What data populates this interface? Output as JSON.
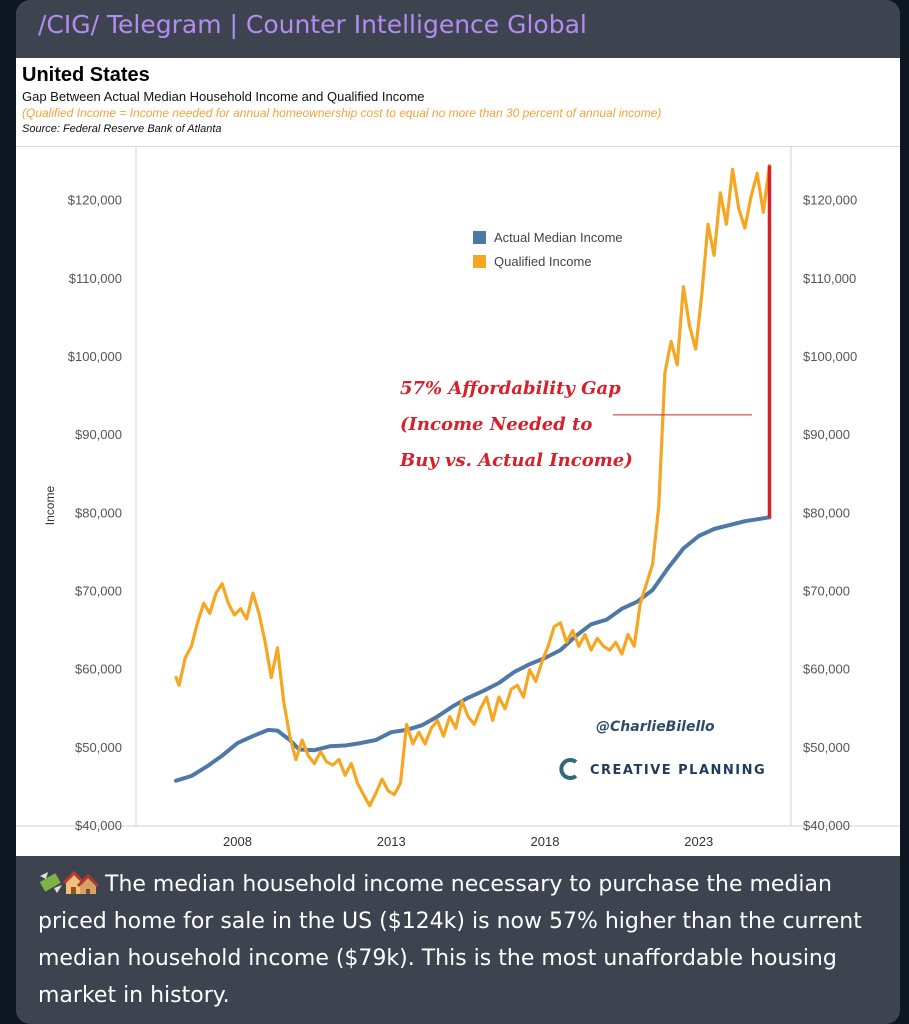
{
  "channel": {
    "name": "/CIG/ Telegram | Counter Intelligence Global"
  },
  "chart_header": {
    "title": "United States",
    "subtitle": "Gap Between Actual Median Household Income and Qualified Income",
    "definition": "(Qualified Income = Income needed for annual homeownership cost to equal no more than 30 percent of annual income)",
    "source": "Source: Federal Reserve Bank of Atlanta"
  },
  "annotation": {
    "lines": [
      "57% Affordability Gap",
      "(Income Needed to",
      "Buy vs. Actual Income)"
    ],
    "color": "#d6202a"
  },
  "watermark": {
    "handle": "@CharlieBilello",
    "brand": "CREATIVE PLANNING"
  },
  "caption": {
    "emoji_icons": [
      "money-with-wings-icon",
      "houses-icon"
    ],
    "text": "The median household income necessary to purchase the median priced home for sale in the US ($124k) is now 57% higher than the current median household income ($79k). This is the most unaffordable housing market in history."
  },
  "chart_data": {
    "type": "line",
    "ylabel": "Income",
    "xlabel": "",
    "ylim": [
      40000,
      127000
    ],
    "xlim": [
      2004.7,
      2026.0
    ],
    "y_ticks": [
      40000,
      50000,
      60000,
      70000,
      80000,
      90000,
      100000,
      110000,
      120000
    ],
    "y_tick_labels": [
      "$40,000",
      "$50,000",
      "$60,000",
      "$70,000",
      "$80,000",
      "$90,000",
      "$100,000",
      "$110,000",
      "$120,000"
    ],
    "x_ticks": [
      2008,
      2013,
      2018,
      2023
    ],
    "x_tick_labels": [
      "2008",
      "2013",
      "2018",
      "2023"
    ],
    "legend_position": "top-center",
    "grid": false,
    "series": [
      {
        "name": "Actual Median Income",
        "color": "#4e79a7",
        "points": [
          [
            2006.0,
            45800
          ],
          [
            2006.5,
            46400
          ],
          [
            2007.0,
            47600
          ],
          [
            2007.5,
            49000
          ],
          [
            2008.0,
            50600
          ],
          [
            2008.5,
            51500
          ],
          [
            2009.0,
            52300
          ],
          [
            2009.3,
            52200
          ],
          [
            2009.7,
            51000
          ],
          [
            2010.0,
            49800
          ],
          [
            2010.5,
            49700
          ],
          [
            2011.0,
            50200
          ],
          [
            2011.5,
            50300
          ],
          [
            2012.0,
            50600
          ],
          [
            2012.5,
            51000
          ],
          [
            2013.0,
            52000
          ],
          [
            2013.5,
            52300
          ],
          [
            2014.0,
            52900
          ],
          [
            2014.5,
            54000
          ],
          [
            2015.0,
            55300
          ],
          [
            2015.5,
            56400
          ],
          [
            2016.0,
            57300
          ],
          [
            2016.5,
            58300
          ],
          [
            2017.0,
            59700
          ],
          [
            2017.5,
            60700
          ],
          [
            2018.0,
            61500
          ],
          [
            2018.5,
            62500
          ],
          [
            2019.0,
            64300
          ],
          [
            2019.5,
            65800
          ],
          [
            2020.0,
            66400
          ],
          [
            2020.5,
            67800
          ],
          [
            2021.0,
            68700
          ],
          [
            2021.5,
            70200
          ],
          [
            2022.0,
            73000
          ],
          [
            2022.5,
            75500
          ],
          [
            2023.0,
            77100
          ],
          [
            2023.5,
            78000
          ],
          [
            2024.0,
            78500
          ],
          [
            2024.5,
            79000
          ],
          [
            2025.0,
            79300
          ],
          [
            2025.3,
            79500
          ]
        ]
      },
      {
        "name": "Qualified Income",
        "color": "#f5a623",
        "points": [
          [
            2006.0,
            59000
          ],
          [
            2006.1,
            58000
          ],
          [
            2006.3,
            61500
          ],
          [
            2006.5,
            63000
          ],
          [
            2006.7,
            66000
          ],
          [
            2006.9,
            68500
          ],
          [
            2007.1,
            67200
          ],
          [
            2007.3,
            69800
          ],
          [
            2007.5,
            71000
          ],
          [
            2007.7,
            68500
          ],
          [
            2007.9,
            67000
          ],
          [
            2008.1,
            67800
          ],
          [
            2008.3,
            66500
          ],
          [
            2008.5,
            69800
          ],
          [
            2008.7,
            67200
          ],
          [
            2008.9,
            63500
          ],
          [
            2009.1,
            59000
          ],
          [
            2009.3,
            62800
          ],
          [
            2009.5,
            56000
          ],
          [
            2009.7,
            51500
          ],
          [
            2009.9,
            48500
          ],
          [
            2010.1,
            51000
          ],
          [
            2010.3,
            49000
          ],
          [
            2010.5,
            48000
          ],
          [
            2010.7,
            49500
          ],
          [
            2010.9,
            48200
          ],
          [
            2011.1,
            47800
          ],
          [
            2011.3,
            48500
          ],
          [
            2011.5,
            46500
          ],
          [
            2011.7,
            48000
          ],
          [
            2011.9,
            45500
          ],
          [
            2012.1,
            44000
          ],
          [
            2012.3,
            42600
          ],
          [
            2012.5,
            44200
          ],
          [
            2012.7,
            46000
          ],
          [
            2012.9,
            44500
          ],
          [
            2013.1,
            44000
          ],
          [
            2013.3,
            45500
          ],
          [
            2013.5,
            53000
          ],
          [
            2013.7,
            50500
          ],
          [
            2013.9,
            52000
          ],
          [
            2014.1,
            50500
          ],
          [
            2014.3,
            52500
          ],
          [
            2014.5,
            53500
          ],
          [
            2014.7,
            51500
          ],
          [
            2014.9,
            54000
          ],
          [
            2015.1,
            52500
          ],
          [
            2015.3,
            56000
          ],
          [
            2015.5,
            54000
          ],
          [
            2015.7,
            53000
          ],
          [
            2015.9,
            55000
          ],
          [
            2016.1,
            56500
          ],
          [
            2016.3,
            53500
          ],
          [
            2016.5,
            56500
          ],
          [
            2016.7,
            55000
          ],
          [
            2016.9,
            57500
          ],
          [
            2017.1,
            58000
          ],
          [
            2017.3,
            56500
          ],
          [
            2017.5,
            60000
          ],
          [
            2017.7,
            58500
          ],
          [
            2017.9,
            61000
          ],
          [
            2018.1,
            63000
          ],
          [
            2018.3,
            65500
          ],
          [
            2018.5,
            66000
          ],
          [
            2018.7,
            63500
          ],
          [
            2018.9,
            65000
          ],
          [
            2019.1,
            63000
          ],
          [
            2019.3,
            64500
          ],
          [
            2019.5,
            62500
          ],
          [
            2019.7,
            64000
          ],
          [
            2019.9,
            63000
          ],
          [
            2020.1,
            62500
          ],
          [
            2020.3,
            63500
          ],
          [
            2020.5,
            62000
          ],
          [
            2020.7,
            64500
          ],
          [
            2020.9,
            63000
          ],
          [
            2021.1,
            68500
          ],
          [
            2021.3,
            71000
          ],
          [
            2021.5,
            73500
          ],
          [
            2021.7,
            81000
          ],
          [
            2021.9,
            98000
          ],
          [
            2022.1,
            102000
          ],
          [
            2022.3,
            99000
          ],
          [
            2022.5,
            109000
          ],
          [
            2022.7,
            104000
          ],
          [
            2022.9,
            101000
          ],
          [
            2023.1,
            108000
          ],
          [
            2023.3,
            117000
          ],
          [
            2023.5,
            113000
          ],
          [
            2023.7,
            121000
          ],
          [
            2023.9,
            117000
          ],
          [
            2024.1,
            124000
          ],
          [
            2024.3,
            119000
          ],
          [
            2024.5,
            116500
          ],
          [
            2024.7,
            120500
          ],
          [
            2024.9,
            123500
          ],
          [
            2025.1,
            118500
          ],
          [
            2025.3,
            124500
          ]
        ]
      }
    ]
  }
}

DO THIS: Check each line of the entries above, and show every one holding the word "Actual".

RESPONSE TO THIS TASK:
    "subtitle": "Gap Between Actual Median Household Income and Qualified Income",
      "Buy vs. Actual Income)"
        "name": "Actual Median Income",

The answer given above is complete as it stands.